WHAT THE TASK REQUIRES
Format the lines below as a JSON list of strings, with one string for each line and any blank lines omitted.

★ ★ ★ ★

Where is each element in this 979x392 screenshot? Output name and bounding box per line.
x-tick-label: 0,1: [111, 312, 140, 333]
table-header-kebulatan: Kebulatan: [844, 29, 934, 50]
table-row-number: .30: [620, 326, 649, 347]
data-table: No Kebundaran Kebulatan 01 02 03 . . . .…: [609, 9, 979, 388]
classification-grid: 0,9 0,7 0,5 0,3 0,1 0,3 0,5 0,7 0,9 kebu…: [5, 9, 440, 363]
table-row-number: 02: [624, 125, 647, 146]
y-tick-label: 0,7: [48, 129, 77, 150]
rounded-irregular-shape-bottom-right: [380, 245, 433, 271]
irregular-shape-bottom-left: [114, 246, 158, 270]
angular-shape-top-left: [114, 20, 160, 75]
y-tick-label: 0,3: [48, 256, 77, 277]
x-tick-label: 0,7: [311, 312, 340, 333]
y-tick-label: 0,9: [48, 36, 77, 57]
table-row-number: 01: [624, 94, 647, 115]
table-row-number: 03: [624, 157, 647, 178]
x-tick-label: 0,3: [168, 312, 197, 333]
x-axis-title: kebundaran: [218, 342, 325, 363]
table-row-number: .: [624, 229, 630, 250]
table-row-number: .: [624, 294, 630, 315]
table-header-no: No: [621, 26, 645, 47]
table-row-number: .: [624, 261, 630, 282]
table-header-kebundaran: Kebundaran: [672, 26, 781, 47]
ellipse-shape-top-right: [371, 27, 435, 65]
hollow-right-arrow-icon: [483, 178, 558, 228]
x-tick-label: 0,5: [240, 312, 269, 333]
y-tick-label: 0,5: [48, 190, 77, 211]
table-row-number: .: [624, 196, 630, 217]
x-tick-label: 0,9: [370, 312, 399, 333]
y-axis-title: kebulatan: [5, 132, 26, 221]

★ ★ ★ ★

RESPONSE FOR THIS EXERCISE
[
  "Where is each element in this 979x392 screenshot? Output name and bounding box per line.",
  "x-tick-label: 0,1: [111, 312, 140, 333]",
  "table-header-kebulatan: Kebulatan: [844, 29, 934, 50]",
  "table-row-number: .30: [620, 326, 649, 347]",
  "data-table: No Kebundaran Kebulatan 01 02 03 . . . .…: [609, 9, 979, 388]",
  "classification-grid: 0,9 0,7 0,5 0,3 0,1 0,3 0,5 0,7 0,9 kebu…: [5, 9, 440, 363]",
  "table-row-number: 02: [624, 125, 647, 146]",
  "y-tick-label: 0,7: [48, 129, 77, 150]",
  "rounded-irregular-shape-bottom-right: [380, 245, 433, 271]",
  "irregular-shape-bottom-left: [114, 246, 158, 270]",
  "angular-shape-top-left: [114, 20, 160, 75]",
  "y-tick-label: 0,3: [48, 256, 77, 277]",
  "x-tick-label: 0,7: [311, 312, 340, 333]",
  "y-tick-label: 0,9: [48, 36, 77, 57]",
  "table-row-number: 01: [624, 94, 647, 115]",
  "table-row-number: 03: [624, 157, 647, 178]",
  "x-tick-label: 0,3: [168, 312, 197, 333]",
  "x-axis-title: kebundaran: [218, 342, 325, 363]",
  "table-row-number: .: [624, 229, 630, 250]",
  "table-row-number: .: [624, 294, 630, 315]",
  "table-header-no: No: [621, 26, 645, 47]",
  "table-row-number: .: [624, 261, 630, 282]",
  "table-header-kebundaran: Kebundaran: [672, 26, 781, 47]",
  "ellipse-shape-top-right: [371, 27, 435, 65]",
  "hollow-right-arrow-icon: [483, 178, 558, 228]",
  "x-tick-label: 0,5: [240, 312, 269, 333]",
  "y-tick-label: 0,5: [48, 190, 77, 211]",
  "table-row-number: .: [624, 196, 630, 217]",
  "x-tick-label: 0,9: [370, 312, 399, 333]",
  "y-axis-title: kebulatan: [5, 132, 26, 221]"
]